▶ [SET EXERCISE]
Whenever a line below holds the word "houses", copy that line.

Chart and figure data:

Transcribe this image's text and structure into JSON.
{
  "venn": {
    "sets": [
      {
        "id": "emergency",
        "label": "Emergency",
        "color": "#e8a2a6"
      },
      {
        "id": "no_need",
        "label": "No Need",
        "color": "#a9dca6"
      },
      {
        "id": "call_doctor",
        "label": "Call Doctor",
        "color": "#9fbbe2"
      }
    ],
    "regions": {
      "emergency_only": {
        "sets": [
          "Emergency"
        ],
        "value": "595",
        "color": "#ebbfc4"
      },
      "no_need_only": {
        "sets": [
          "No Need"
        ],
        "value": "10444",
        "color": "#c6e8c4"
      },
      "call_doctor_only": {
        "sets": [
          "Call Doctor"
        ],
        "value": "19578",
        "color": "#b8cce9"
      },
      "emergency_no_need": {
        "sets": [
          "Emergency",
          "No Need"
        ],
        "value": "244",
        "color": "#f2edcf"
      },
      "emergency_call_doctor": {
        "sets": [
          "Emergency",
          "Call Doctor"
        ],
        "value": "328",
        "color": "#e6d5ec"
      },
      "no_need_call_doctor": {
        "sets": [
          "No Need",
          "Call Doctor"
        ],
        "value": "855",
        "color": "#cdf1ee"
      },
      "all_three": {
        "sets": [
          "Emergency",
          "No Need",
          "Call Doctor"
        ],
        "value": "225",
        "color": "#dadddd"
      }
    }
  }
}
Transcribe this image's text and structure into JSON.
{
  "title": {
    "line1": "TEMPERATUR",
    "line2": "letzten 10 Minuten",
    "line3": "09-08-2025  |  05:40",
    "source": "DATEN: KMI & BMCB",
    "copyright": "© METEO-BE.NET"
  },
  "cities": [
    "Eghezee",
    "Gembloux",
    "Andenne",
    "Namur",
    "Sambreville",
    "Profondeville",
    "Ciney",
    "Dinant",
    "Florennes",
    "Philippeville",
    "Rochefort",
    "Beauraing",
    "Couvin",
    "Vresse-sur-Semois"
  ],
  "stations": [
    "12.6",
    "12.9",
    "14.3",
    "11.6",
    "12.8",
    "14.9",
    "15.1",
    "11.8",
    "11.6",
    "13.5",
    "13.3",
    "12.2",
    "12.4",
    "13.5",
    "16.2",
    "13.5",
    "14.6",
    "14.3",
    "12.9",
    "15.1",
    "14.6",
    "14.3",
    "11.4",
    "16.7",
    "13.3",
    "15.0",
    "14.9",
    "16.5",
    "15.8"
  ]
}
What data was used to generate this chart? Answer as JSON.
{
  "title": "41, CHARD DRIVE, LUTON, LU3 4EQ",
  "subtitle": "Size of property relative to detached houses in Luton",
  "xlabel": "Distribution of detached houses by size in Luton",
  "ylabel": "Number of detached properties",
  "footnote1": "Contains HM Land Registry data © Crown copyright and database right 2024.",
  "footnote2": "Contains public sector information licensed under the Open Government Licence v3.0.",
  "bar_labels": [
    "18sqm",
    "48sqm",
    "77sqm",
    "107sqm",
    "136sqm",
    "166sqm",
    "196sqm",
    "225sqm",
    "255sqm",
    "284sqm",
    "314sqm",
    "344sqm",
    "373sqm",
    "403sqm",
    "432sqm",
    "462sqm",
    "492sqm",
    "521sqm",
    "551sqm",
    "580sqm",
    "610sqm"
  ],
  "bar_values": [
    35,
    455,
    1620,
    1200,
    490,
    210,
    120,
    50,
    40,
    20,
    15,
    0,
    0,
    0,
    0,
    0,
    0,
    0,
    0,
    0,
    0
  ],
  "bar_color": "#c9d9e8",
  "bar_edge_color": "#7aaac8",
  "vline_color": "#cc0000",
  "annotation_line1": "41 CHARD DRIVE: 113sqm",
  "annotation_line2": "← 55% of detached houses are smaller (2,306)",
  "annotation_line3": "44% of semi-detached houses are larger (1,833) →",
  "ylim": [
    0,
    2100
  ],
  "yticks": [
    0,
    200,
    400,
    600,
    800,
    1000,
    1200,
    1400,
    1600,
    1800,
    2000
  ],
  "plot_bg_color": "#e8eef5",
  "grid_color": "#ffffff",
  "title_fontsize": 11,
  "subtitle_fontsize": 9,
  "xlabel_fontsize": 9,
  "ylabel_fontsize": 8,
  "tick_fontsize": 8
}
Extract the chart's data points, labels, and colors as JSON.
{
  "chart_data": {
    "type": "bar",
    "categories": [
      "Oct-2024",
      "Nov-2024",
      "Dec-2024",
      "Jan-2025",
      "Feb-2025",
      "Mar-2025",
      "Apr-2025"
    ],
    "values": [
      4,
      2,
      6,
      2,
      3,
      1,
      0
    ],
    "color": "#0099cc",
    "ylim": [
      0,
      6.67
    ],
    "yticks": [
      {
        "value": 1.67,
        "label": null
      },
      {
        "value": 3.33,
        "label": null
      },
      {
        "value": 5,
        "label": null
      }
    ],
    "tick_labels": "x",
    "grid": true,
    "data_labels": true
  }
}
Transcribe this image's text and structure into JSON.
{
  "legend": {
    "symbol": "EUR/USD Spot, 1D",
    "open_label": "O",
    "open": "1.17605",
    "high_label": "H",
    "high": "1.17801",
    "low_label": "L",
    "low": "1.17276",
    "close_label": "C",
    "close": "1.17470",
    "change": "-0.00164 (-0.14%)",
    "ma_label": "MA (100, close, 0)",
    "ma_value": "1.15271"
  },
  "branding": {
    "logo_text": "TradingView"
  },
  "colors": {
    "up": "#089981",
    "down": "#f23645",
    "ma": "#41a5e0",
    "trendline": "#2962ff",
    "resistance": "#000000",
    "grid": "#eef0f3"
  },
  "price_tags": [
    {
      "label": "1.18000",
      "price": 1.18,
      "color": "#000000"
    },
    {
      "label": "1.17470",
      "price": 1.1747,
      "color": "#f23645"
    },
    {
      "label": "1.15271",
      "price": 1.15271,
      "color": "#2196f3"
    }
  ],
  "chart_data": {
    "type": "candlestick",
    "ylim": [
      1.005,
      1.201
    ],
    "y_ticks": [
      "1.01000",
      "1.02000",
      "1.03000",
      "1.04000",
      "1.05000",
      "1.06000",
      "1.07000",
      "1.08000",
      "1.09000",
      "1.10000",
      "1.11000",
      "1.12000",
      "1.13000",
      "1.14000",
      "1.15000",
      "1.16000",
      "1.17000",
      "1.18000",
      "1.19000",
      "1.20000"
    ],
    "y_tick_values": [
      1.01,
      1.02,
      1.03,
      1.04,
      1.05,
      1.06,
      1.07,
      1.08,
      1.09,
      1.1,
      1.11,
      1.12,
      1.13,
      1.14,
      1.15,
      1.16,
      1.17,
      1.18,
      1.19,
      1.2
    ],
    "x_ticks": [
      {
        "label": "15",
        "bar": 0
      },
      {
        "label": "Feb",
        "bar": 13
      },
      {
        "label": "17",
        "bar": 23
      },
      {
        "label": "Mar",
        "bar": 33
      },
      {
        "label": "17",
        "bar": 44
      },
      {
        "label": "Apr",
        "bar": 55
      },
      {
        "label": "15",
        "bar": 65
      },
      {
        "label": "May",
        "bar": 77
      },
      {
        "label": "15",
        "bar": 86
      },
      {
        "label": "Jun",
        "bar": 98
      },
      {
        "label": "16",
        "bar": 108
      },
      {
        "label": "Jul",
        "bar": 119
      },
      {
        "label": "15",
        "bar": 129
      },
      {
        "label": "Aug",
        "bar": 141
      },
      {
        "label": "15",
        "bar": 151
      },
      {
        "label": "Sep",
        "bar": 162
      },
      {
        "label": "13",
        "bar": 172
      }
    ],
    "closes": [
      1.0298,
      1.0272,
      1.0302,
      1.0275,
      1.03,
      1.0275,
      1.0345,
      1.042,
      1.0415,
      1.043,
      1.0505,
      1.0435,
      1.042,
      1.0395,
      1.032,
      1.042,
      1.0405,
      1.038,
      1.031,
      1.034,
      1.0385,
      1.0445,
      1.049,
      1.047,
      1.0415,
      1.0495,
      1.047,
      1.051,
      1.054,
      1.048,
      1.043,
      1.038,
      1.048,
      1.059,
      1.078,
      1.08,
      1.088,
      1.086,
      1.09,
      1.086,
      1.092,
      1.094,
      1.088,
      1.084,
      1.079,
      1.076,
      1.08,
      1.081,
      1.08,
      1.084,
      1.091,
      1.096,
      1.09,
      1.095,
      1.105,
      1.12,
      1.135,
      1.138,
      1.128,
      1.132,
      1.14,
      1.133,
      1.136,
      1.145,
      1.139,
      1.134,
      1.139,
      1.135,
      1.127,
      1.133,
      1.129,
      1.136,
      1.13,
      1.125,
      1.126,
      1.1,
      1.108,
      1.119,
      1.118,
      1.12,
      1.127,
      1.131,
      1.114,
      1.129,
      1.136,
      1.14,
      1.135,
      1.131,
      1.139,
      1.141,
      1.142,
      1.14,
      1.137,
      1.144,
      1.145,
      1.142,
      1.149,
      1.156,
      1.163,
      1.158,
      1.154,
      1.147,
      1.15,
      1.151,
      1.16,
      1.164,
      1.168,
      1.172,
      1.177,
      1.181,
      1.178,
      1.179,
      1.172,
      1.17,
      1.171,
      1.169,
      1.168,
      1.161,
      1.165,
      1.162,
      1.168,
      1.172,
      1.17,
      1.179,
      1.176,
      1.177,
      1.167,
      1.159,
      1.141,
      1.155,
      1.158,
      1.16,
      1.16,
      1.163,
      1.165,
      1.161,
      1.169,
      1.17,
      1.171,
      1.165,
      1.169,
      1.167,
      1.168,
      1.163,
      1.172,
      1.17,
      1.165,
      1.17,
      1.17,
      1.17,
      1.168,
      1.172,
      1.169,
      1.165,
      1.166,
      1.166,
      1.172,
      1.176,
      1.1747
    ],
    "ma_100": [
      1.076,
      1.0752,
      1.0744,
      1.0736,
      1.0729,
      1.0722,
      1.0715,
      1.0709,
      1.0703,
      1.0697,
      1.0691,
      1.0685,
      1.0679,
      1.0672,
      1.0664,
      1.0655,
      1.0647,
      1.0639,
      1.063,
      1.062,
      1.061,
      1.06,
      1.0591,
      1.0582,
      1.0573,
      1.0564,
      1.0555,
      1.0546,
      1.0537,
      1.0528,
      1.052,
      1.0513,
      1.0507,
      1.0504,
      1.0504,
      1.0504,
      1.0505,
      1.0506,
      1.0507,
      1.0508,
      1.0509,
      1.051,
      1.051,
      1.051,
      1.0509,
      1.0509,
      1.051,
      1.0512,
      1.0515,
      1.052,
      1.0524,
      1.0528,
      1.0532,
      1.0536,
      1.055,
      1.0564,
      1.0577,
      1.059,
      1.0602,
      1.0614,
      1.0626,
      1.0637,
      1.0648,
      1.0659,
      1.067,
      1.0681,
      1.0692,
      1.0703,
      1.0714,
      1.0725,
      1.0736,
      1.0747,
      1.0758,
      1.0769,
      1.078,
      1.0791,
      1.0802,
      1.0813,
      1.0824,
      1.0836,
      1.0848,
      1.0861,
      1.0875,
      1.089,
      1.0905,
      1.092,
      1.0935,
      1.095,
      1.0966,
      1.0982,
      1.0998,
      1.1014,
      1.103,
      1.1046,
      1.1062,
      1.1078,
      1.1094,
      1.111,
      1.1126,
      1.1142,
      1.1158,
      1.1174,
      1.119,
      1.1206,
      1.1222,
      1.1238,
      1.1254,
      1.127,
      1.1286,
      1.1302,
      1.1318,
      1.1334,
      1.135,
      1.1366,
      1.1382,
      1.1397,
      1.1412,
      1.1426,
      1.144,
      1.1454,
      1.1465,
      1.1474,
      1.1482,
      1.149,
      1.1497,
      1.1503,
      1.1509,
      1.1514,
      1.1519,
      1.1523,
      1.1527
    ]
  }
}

▶ [SOLUTION TO THE PROBLEM]
  "subtitle": "Size of property relative to detached houses in Luton",
  "xlabel": "Distribution of detached houses by size in Luton",
  "annotation_line2": "← 55% of detached houses are smaller (2,306)",
  "annotation_line3": "44% of semi-detached houses are larger (1,833) →",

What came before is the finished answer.